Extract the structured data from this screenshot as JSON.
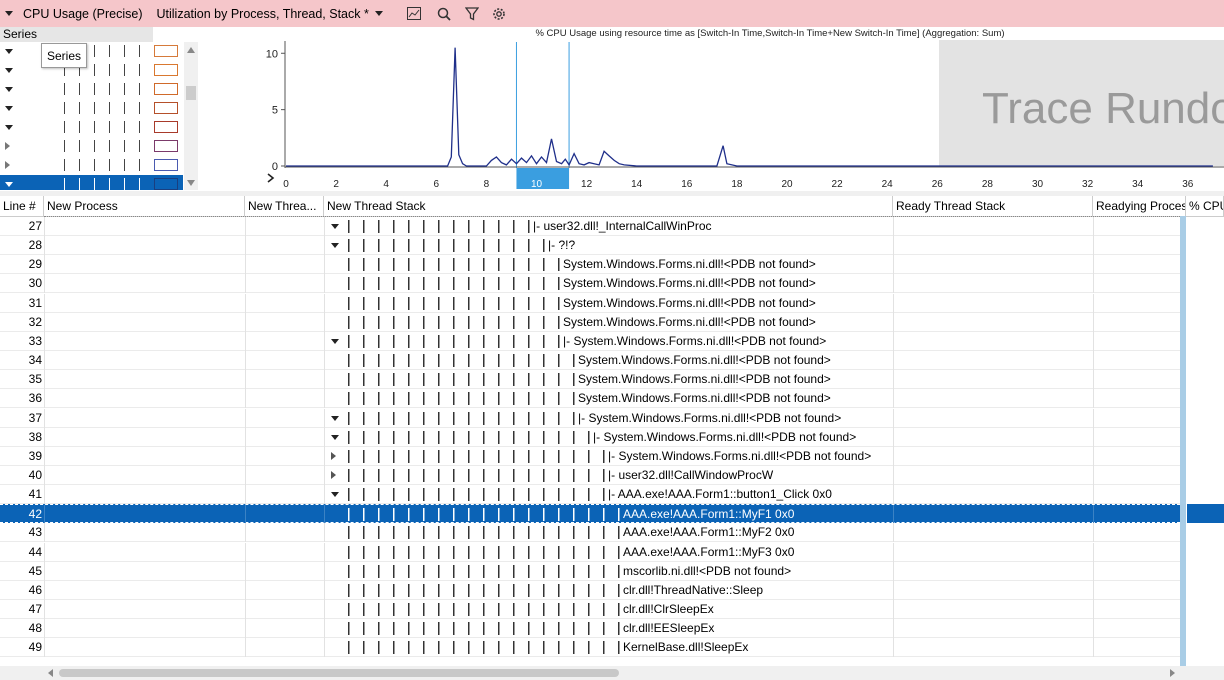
{
  "toolbar": {
    "preset": "CPU Usage (Precise)",
    "view": "Utilization by Process, Thread, Stack *",
    "icons": [
      "chart-type-icon",
      "search-icon",
      "filter-icon",
      "settings-icon"
    ]
  },
  "series_panel": {
    "header": "Series",
    "tooltip": "Series",
    "rows": [
      {
        "expanded": true,
        "color": "#d67a3a"
      },
      {
        "expanded": true,
        "color": "#d9782f"
      },
      {
        "expanded": true,
        "color": "#d06a2a"
      },
      {
        "expanded": true,
        "color": "#b5502a"
      },
      {
        "expanded": true,
        "color": "#a83a2a"
      },
      {
        "expanded": false,
        "color": "#7b3a6a"
      },
      {
        "expanded": false,
        "color": "#4a5ab0"
      },
      {
        "expanded": true,
        "color": "#1a3f80",
        "selected": true
      }
    ]
  },
  "chart_data": {
    "type": "line",
    "title": "% CPU Usage using resource time as [Switch-In Time,Switch-In Time+New Switch-In Time] (Aggregation: Sum)",
    "xlim": [
      0,
      37
    ],
    "ylim": [
      0,
      11
    ],
    "xticks": [
      "0",
      "2",
      "4",
      "6",
      "8",
      "10",
      "12",
      "14",
      "16",
      "18",
      "20",
      "22",
      "24",
      "26",
      "28",
      "30",
      "32",
      "34",
      "36"
    ],
    "yticks": [
      "10",
      "5",
      "0"
    ],
    "selection_range": [
      9.2,
      11.3
    ],
    "overlay_text": "Trace Rundo",
    "series": [
      {
        "color": "#1f2f8a",
        "x": [
          0,
          6.45,
          6.6,
          6.75,
          6.9,
          7.05,
          7.2,
          7.4,
          8.0,
          8.2,
          8.4,
          8.6,
          8.8,
          9.0,
          9.2,
          9.4,
          9.6,
          9.8,
          10.0,
          10.2,
          10.4,
          10.6,
          10.8,
          11.0,
          11.15,
          11.3,
          11.5,
          11.7,
          11.9,
          12.1,
          12.3,
          12.5,
          12.7,
          12.9,
          13.1,
          13.3,
          13.5,
          14.0,
          17.2,
          17.45,
          17.6,
          18.0,
          37
        ],
        "y": [
          0,
          0,
          0.8,
          10.5,
          1.0,
          0.2,
          0,
          0,
          0,
          0.5,
          0.8,
          0.3,
          0.1,
          0.6,
          0.2,
          0.7,
          0.3,
          0.9,
          0.2,
          0.8,
          0.3,
          2.4,
          0.4,
          0.2,
          0.6,
          0.1,
          1.1,
          0.2,
          0.1,
          0.3,
          0.2,
          0.1,
          1.3,
          0.9,
          0.5,
          0.2,
          0.1,
          0,
          0,
          1.8,
          0.2,
          0,
          0
        ]
      }
    ]
  },
  "table": {
    "columns": [
      "Line #",
      "New Process",
      "New Threa...",
      "New Thread Stack",
      "Ready Thread Stack",
      "Readying Proces",
      "% CPU"
    ],
    "rows": [
      {
        "line": "27",
        "toggle": "open",
        "depth": 13,
        "text": "|- user32.dll!_InternalCallWinProc"
      },
      {
        "line": "28",
        "toggle": "open",
        "depth": 14,
        "text": "|- ?!?"
      },
      {
        "line": "29",
        "toggle": "none",
        "depth": 15,
        "text": "System.Windows.Forms.ni.dll!<PDB not found>"
      },
      {
        "line": "30",
        "toggle": "none",
        "depth": 15,
        "text": "System.Windows.Forms.ni.dll!<PDB not found>"
      },
      {
        "line": "31",
        "toggle": "none",
        "depth": 15,
        "text": "System.Windows.Forms.ni.dll!<PDB not found>"
      },
      {
        "line": "32",
        "toggle": "none",
        "depth": 15,
        "text": "System.Windows.Forms.ni.dll!<PDB not found>"
      },
      {
        "line": "33",
        "toggle": "open",
        "depth": 15,
        "text": "|- System.Windows.Forms.ni.dll!<PDB not found>"
      },
      {
        "line": "34",
        "toggle": "none",
        "depth": 16,
        "text": "System.Windows.Forms.ni.dll!<PDB not found>"
      },
      {
        "line": "35",
        "toggle": "none",
        "depth": 16,
        "text": "System.Windows.Forms.ni.dll!<PDB not found>"
      },
      {
        "line": "36",
        "toggle": "none",
        "depth": 16,
        "text": "System.Windows.Forms.ni.dll!<PDB not found>"
      },
      {
        "line": "37",
        "toggle": "open",
        "depth": 16,
        "text": "|- System.Windows.Forms.ni.dll!<PDB not found>"
      },
      {
        "line": "38",
        "toggle": "open",
        "depth": 17,
        "text": "|- System.Windows.Forms.ni.dll!<PDB not found>"
      },
      {
        "line": "39",
        "toggle": "closed",
        "depth": 18,
        "text": "|- System.Windows.Forms.ni.dll!<PDB not found>"
      },
      {
        "line": "40",
        "toggle": "closed",
        "depth": 18,
        "text": "|- user32.dll!CallWindowProcW"
      },
      {
        "line": "41",
        "toggle": "open",
        "depth": 18,
        "text": "|- AAA.exe!AAA.Form1::button1_Click 0x0"
      },
      {
        "line": "42",
        "toggle": "none",
        "depth": 19,
        "text": "AAA.exe!AAA.Form1::MyF1 0x0",
        "selected": true
      },
      {
        "line": "43",
        "toggle": "none",
        "depth": 19,
        "text": "AAA.exe!AAA.Form1::MyF2 0x0"
      },
      {
        "line": "44",
        "toggle": "none",
        "depth": 19,
        "text": "AAA.exe!AAA.Form1::MyF3 0x0"
      },
      {
        "line": "45",
        "toggle": "none",
        "depth": 19,
        "text": "mscorlib.ni.dll!<PDB not found>"
      },
      {
        "line": "46",
        "toggle": "none",
        "depth": 19,
        "text": "clr.dll!ThreadNative::Sleep"
      },
      {
        "line": "47",
        "toggle": "none",
        "depth": 19,
        "text": "clr.dll!ClrSleepEx"
      },
      {
        "line": "48",
        "toggle": "none",
        "depth": 19,
        "text": "clr.dll!EESleepEx"
      },
      {
        "line": "49",
        "toggle": "none",
        "depth": 19,
        "text": "KernelBase.dll!SleepEx"
      }
    ]
  }
}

#####

## Challenge
Transcribe all of the material exactly, leaving out whatever pictures it contains.

## Written reply
Extract the structured data from this screenshot as JSON.
{
  "toolbar": {
    "preset": "CPU Usage (Precise)",
    "view": "Utilization by Process, Thread, Stack *",
    "icons": [
      "chart-type-icon",
      "search-icon",
      "filter-icon",
      "settings-icon"
    ]
  },
  "series_panel": {
    "header": "Series",
    "tooltip": "Series",
    "rows": [
      {
        "expanded": true,
        "color": "#d67a3a"
      },
      {
        "expanded": true,
        "color": "#d9782f"
      },
      {
        "expanded": true,
        "color": "#d06a2a"
      },
      {
        "expanded": true,
        "color": "#b5502a"
      },
      {
        "expanded": true,
        "color": "#a83a2a"
      },
      {
        "expanded": false,
        "color": "#7b3a6a"
      },
      {
        "expanded": false,
        "color": "#4a5ab0"
      },
      {
        "expanded": true,
        "color": "#1a3f80",
        "selected": true
      }
    ]
  },
  "chart_data": {
    "type": "line",
    "title": "% CPU Usage using resource time as [Switch-In Time,Switch-In Time+New Switch-In Time] (Aggregation: Sum)",
    "xlim": [
      0,
      37
    ],
    "ylim": [
      0,
      11
    ],
    "xticks": [
      "0",
      "2",
      "4",
      "6",
      "8",
      "10",
      "12",
      "14",
      "16",
      "18",
      "20",
      "22",
      "24",
      "26",
      "28",
      "30",
      "32",
      "34",
      "36"
    ],
    "yticks": [
      "10",
      "5",
      "0"
    ],
    "selection_range": [
      9.2,
      11.3
    ],
    "overlay_text": "Trace Rundo",
    "series": [
      {
        "color": "#1f2f8a",
        "x": [
          0,
          6.45,
          6.6,
          6.75,
          6.9,
          7.05,
          7.2,
          7.4,
          8.0,
          8.2,
          8.4,
          8.6,
          8.8,
          9.0,
          9.2,
          9.4,
          9.6,
          9.8,
          10.0,
          10.2,
          10.4,
          10.6,
          10.8,
          11.0,
          11.15,
          11.3,
          11.5,
          11.7,
          11.9,
          12.1,
          12.3,
          12.5,
          12.7,
          12.9,
          13.1,
          13.3,
          13.5,
          14.0,
          17.2,
          17.45,
          17.6,
          18.0,
          37
        ],
        "y": [
          0,
          0,
          0.8,
          10.5,
          1.0,
          0.2,
          0,
          0,
          0,
          0.5,
          0.8,
          0.3,
          0.1,
          0.6,
          0.2,
          0.7,
          0.3,
          0.9,
          0.2,
          0.8,
          0.3,
          2.4,
          0.4,
          0.2,
          0.6,
          0.1,
          1.1,
          0.2,
          0.1,
          0.3,
          0.2,
          0.1,
          1.3,
          0.9,
          0.5,
          0.2,
          0.1,
          0,
          0,
          1.8,
          0.2,
          0,
          0
        ]
      }
    ]
  },
  "table": {
    "columns": [
      "Line #",
      "New Process",
      "New Threa...",
      "New Thread Stack",
      "Ready Thread Stack",
      "Readying Proces",
      "% CPU"
    ],
    "rows": [
      {
        "line": "27",
        "toggle": "open",
        "depth": 13,
        "text": "|- user32.dll!_InternalCallWinProc"
      },
      {
        "line": "28",
        "toggle": "open",
        "depth": 14,
        "text": "|- ?!?"
      },
      {
        "line": "29",
        "toggle": "none",
        "depth": 15,
        "text": "System.Windows.Forms.ni.dll!<PDB not found>"
      },
      {
        "line": "30",
        "toggle": "none",
        "depth": 15,
        "text": "System.Windows.Forms.ni.dll!<PDB not found>"
      },
      {
        "line": "31",
        "toggle": "none",
        "depth": 15,
        "text": "System.Windows.Forms.ni.dll!<PDB not found>"
      },
      {
        "line": "32",
        "toggle": "none",
        "depth": 15,
        "text": "System.Windows.Forms.ni.dll!<PDB not found>"
      },
      {
        "line": "33",
        "toggle": "open",
        "depth": 15,
        "text": "|- System.Windows.Forms.ni.dll!<PDB not found>"
      },
      {
        "line": "34",
        "toggle": "none",
        "depth": 16,
        "text": "System.Windows.Forms.ni.dll!<PDB not found>"
      },
      {
        "line": "35",
        "toggle": "none",
        "depth": 16,
        "text": "System.Windows.Forms.ni.dll!<PDB not found>"
      },
      {
        "line": "36",
        "toggle": "none",
        "depth": 16,
        "text": "System.Windows.Forms.ni.dll!<PDB not found>"
      },
      {
        "line": "37",
        "toggle": "open",
        "depth": 16,
        "text": "|- System.Windows.Forms.ni.dll!<PDB not found>"
      },
      {
        "line": "38",
        "toggle": "open",
        "depth": 17,
        "text": "|- System.Windows.Forms.ni.dll!<PDB not found>"
      },
      {
        "line": "39",
        "toggle": "closed",
        "depth": 18,
        "text": "|- System.Windows.Forms.ni.dll!<PDB not found>"
      },
      {
        "line": "40",
        "toggle": "closed",
        "depth": 18,
        "text": "|- user32.dll!CallWindowProcW"
      },
      {
        "line": "41",
        "toggle": "open",
        "depth": 18,
        "text": "|- AAA.exe!AAA.Form1::button1_Click 0x0"
      },
      {
        "line": "42",
        "toggle": "none",
        "depth": 19,
        "text": "AAA.exe!AAA.Form1::MyF1 0x0",
        "selected": true
      },
      {
        "line": "43",
        "toggle": "none",
        "depth": 19,
        "text": "AAA.exe!AAA.Form1::MyF2 0x0"
      },
      {
        "line": "44",
        "toggle": "none",
        "depth": 19,
        "text": "AAA.exe!AAA.Form1::MyF3 0x0"
      },
      {
        "line": "45",
        "toggle": "none",
        "depth": 19,
        "text": "mscorlib.ni.dll!<PDB not found>"
      },
      {
        "line": "46",
        "toggle": "none",
        "depth": 19,
        "text": "clr.dll!ThreadNative::Sleep"
      },
      {
        "line": "47",
        "toggle": "none",
        "depth": 19,
        "text": "clr.dll!ClrSleepEx"
      },
      {
        "line": "48",
        "toggle": "none",
        "depth": 19,
        "text": "clr.dll!EESleepEx"
      },
      {
        "line": "49",
        "toggle": "none",
        "depth": 19,
        "text": "KernelBase.dll!SleepEx"
      }
    ]
  }
}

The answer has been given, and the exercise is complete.